[Records that describe figures]
------------------------------------------------
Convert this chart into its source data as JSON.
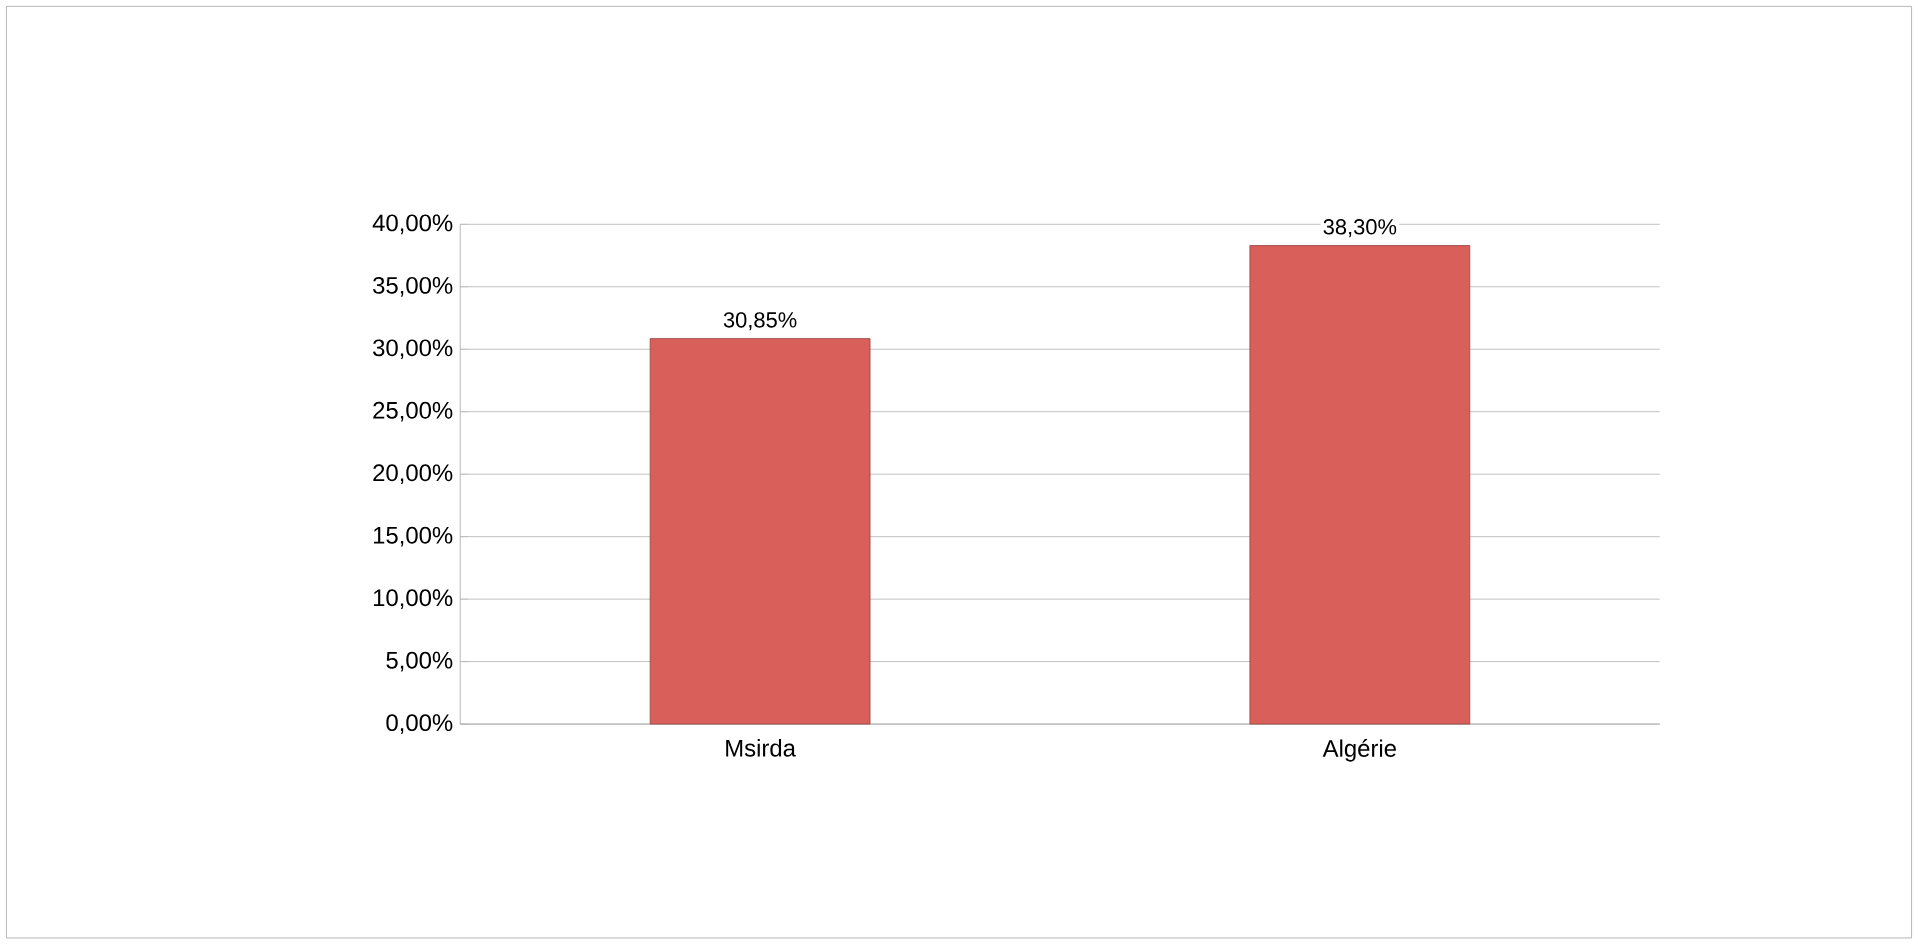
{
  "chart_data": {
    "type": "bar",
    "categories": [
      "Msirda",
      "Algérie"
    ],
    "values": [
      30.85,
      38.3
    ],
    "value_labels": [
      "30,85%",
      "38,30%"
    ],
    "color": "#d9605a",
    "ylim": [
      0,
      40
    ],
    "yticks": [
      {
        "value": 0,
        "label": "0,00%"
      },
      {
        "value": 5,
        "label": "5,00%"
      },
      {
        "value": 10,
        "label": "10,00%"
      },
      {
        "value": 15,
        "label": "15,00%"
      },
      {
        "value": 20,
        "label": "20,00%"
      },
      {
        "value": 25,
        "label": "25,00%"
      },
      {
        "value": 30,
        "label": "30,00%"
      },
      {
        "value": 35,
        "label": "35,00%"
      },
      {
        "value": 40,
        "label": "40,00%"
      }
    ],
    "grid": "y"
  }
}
------------------------------------------------
> SHORT PROBLEM: Keep the pictures out of the copy and write out the data exactly as it stands.

> RESULT OF THE TASK:
Convert this chart into its source data as JSON.
{
  "chart_data": {
    "type": "bar",
    "categories": [
      "Msirda",
      "Algérie"
    ],
    "values": [
      30.85,
      38.3
    ],
    "value_labels": [
      "30,85%",
      "38,30%"
    ],
    "color": "#d9605a",
    "ylim": [
      0,
      40
    ],
    "yticks": [
      {
        "value": 0,
        "label": "0,00%"
      },
      {
        "value": 5,
        "label": "5,00%"
      },
      {
        "value": 10,
        "label": "10,00%"
      },
      {
        "value": 15,
        "label": "15,00%"
      },
      {
        "value": 20,
        "label": "20,00%"
      },
      {
        "value": 25,
        "label": "25,00%"
      },
      {
        "value": 30,
        "label": "30,00%"
      },
      {
        "value": 35,
        "label": "35,00%"
      },
      {
        "value": 40,
        "label": "40,00%"
      }
    ],
    "grid": "y"
  }
}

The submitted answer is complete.